● Exercise details
Restate the full set of records exactly, without adding or dropping a word.

● Listing

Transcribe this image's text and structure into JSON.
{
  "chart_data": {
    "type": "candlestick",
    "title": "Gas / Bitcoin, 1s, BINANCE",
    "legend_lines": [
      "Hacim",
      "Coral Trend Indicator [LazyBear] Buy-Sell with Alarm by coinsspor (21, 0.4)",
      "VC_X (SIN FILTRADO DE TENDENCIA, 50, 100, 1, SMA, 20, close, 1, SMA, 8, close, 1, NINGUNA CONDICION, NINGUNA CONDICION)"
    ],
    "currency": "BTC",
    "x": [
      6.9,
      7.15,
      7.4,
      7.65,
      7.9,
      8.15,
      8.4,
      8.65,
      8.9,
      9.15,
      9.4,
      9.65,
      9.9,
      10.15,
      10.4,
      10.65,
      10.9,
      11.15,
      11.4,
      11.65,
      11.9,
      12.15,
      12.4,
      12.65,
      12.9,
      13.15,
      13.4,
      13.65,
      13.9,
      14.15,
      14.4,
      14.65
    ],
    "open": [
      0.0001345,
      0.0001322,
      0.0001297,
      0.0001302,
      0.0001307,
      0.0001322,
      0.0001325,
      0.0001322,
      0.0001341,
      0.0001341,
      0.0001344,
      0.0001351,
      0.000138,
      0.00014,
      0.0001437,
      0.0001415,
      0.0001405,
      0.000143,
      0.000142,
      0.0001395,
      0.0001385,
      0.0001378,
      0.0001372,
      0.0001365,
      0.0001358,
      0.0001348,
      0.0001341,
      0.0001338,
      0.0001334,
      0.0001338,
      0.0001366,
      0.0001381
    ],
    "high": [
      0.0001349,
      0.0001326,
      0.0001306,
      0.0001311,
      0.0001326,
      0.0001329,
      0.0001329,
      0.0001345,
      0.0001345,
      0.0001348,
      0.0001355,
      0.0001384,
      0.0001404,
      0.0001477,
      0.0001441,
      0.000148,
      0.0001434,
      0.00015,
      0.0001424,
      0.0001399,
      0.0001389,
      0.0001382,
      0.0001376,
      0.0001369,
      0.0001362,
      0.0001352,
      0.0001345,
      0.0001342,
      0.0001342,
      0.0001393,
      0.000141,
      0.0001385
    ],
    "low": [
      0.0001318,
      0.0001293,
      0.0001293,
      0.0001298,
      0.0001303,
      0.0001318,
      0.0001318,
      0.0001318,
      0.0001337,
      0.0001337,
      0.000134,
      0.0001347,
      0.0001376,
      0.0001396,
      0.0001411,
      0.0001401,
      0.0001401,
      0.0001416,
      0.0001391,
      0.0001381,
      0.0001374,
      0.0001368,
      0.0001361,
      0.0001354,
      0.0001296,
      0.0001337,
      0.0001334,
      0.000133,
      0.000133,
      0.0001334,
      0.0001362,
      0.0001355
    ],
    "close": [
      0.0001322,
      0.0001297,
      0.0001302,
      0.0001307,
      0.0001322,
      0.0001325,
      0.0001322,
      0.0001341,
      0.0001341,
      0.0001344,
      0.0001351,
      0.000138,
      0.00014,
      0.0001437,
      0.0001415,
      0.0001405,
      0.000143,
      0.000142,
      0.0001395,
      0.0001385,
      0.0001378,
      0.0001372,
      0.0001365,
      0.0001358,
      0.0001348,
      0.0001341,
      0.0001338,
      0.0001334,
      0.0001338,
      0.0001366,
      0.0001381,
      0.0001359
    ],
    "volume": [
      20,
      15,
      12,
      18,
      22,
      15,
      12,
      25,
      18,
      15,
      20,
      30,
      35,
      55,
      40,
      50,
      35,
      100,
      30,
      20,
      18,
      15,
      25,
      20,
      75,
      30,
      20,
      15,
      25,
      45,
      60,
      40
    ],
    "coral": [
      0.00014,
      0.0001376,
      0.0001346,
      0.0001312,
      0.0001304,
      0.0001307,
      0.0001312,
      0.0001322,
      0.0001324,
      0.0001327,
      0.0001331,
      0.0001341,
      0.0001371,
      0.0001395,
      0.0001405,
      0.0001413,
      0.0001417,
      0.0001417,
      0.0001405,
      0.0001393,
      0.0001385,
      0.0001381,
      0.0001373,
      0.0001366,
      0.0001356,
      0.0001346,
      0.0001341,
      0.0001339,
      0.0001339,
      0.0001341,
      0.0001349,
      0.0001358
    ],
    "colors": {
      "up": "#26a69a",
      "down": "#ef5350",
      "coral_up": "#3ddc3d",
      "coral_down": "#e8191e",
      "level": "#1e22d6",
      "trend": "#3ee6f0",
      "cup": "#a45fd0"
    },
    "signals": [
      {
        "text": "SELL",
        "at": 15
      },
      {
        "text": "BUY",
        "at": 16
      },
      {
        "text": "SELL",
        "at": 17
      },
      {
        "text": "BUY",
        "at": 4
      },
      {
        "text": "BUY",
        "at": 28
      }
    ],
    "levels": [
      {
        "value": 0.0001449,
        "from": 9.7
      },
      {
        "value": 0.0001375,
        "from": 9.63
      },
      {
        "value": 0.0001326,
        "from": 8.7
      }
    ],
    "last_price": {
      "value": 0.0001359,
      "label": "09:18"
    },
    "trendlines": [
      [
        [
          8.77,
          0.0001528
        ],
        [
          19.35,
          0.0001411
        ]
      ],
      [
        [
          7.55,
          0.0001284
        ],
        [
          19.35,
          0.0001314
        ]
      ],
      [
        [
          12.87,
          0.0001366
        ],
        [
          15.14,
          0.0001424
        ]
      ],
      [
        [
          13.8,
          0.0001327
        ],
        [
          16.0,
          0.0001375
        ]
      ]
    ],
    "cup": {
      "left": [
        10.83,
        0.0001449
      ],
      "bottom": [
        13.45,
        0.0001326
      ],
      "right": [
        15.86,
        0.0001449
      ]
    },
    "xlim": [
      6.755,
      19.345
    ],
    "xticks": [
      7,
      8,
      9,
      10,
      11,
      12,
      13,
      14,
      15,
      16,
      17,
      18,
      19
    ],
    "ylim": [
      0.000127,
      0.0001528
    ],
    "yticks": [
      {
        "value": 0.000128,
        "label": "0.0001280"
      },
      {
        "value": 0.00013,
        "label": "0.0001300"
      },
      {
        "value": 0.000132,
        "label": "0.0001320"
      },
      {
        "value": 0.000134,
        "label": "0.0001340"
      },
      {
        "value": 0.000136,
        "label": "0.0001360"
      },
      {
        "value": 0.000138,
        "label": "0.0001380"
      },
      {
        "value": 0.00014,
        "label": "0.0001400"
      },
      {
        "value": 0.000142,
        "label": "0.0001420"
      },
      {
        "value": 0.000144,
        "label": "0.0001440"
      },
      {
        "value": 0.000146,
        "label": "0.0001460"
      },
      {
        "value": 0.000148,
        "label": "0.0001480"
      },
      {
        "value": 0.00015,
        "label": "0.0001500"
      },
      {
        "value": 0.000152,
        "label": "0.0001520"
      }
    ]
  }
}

● Solution to the exercise
Transcribe this image's text and structure into JSON.
{
  "chart_data": {
    "type": "candlestick",
    "title": "Gas / Bitcoin, 1s, BINANCE",
    "legend_lines": [
      "Hacim",
      "Coral Trend Indicator [LazyBear] Buy-Sell with Alarm by coinsspor (21, 0.4)",
      "VC_X (SIN FILTRADO DE TENDENCIA, 50, 100, 1, SMA, 20, close, 1, SMA, 8, close, 1, NINGUNA CONDICION, NINGUNA CONDICION)"
    ],
    "currency": "BTC",
    "x": [
      6.9,
      7.15,
      7.4,
      7.65,
      7.9,
      8.15,
      8.4,
      8.65,
      8.9,
      9.15,
      9.4,
      9.65,
      9.9,
      10.15,
      10.4,
      10.65,
      10.9,
      11.15,
      11.4,
      11.65,
      11.9,
      12.15,
      12.4,
      12.65,
      12.9,
      13.15,
      13.4,
      13.65,
      13.9,
      14.15,
      14.4,
      14.65
    ],
    "open": [
      0.0001345,
      0.0001322,
      0.0001297,
      0.0001302,
      0.0001307,
      0.0001322,
      0.0001325,
      0.0001322,
      0.0001341,
      0.0001341,
      0.0001344,
      0.0001351,
      0.000138,
      0.00014,
      0.0001437,
      0.0001415,
      0.0001405,
      0.000143,
      0.000142,
      0.0001395,
      0.0001385,
      0.0001378,
      0.0001372,
      0.0001365,
      0.0001358,
      0.0001348,
      0.0001341,
      0.0001338,
      0.0001334,
      0.0001338,
      0.0001366,
      0.0001381
    ],
    "high": [
      0.0001349,
      0.0001326,
      0.0001306,
      0.0001311,
      0.0001326,
      0.0001329,
      0.0001329,
      0.0001345,
      0.0001345,
      0.0001348,
      0.0001355,
      0.0001384,
      0.0001404,
      0.0001477,
      0.0001441,
      0.000148,
      0.0001434,
      0.00015,
      0.0001424,
      0.0001399,
      0.0001389,
      0.0001382,
      0.0001376,
      0.0001369,
      0.0001362,
      0.0001352,
      0.0001345,
      0.0001342,
      0.0001342,
      0.0001393,
      0.000141,
      0.0001385
    ],
    "low": [
      0.0001318,
      0.0001293,
      0.0001293,
      0.0001298,
      0.0001303,
      0.0001318,
      0.0001318,
      0.0001318,
      0.0001337,
      0.0001337,
      0.000134,
      0.0001347,
      0.0001376,
      0.0001396,
      0.0001411,
      0.0001401,
      0.0001401,
      0.0001416,
      0.0001391,
      0.0001381,
      0.0001374,
      0.0001368,
      0.0001361,
      0.0001354,
      0.0001296,
      0.0001337,
      0.0001334,
      0.000133,
      0.000133,
      0.0001334,
      0.0001362,
      0.0001355
    ],
    "close": [
      0.0001322,
      0.0001297,
      0.0001302,
      0.0001307,
      0.0001322,
      0.0001325,
      0.0001322,
      0.0001341,
      0.0001341,
      0.0001344,
      0.0001351,
      0.000138,
      0.00014,
      0.0001437,
      0.0001415,
      0.0001405,
      0.000143,
      0.000142,
      0.0001395,
      0.0001385,
      0.0001378,
      0.0001372,
      0.0001365,
      0.0001358,
      0.0001348,
      0.0001341,
      0.0001338,
      0.0001334,
      0.0001338,
      0.0001366,
      0.0001381,
      0.0001359
    ],
    "volume": [
      20,
      15,
      12,
      18,
      22,
      15,
      12,
      25,
      18,
      15,
      20,
      30,
      35,
      55,
      40,
      50,
      35,
      100,
      30,
      20,
      18,
      15,
      25,
      20,
      75,
      30,
      20,
      15,
      25,
      45,
      60,
      40
    ],
    "coral": [
      0.00014,
      0.0001376,
      0.0001346,
      0.0001312,
      0.0001304,
      0.0001307,
      0.0001312,
      0.0001322,
      0.0001324,
      0.0001327,
      0.0001331,
      0.0001341,
      0.0001371,
      0.0001395,
      0.0001405,
      0.0001413,
      0.0001417,
      0.0001417,
      0.0001405,
      0.0001393,
      0.0001385,
      0.0001381,
      0.0001373,
      0.0001366,
      0.0001356,
      0.0001346,
      0.0001341,
      0.0001339,
      0.0001339,
      0.0001341,
      0.0001349,
      0.0001358
    ],
    "colors": {
      "up": "#26a69a",
      "down": "#ef5350",
      "coral_up": "#3ddc3d",
      "coral_down": "#e8191e",
      "level": "#1e22d6",
      "trend": "#3ee6f0",
      "cup": "#a45fd0"
    },
    "signals": [
      {
        "text": "SELL",
        "at": 15
      },
      {
        "text": "BUY",
        "at": 16
      },
      {
        "text": "SELL",
        "at": 17
      },
      {
        "text": "BUY",
        "at": 4
      },
      {
        "text": "BUY",
        "at": 28
      }
    ],
    "levels": [
      {
        "value": 0.0001449,
        "from": 9.7
      },
      {
        "value": 0.0001375,
        "from": 9.63
      },
      {
        "value": 0.0001326,
        "from": 8.7
      }
    ],
    "last_price": {
      "value": 0.0001359,
      "label": "09:18"
    },
    "trendlines": [
      [
        [
          8.77,
          0.0001528
        ],
        [
          19.35,
          0.0001411
        ]
      ],
      [
        [
          7.55,
          0.0001284
        ],
        [
          19.35,
          0.0001314
        ]
      ],
      [
        [
          12.87,
          0.0001366
        ],
        [
          15.14,
          0.0001424
        ]
      ],
      [
        [
          13.8,
          0.0001327
        ],
        [
          16.0,
          0.0001375
        ]
      ]
    ],
    "cup": {
      "left": [
        10.83,
        0.0001449
      ],
      "bottom": [
        13.45,
        0.0001326
      ],
      "right": [
        15.86,
        0.0001449
      ]
    },
    "xlim": [
      6.755,
      19.345
    ],
    "xticks": [
      7,
      8,
      9,
      10,
      11,
      12,
      13,
      14,
      15,
      16,
      17,
      18,
      19
    ],
    "ylim": [
      0.000127,
      0.0001528
    ],
    "yticks": [
      {
        "value": 0.000128,
        "label": "0.0001280"
      },
      {
        "value": 0.00013,
        "label": "0.0001300"
      },
      {
        "value": 0.000132,
        "label": "0.0001320"
      },
      {
        "value": 0.000134,
        "label": "0.0001340"
      },
      {
        "value": 0.000136,
        "label": "0.0001360"
      },
      {
        "value": 0.000138,
        "label": "0.0001380"
      },
      {
        "value": 0.00014,
        "label": "0.0001400"
      },
      {
        "value": 0.000142,
        "label": "0.0001420"
      },
      {
        "value": 0.000144,
        "label": "0.0001440"
      },
      {
        "value": 0.000146,
        "label": "0.0001460"
      },
      {
        "value": 0.000148,
        "label": "0.0001480"
      },
      {
        "value": 0.00015,
        "label": "0.0001500"
      },
      {
        "value": 0.000152,
        "label": "0.0001520"
      }
    ]
  }
}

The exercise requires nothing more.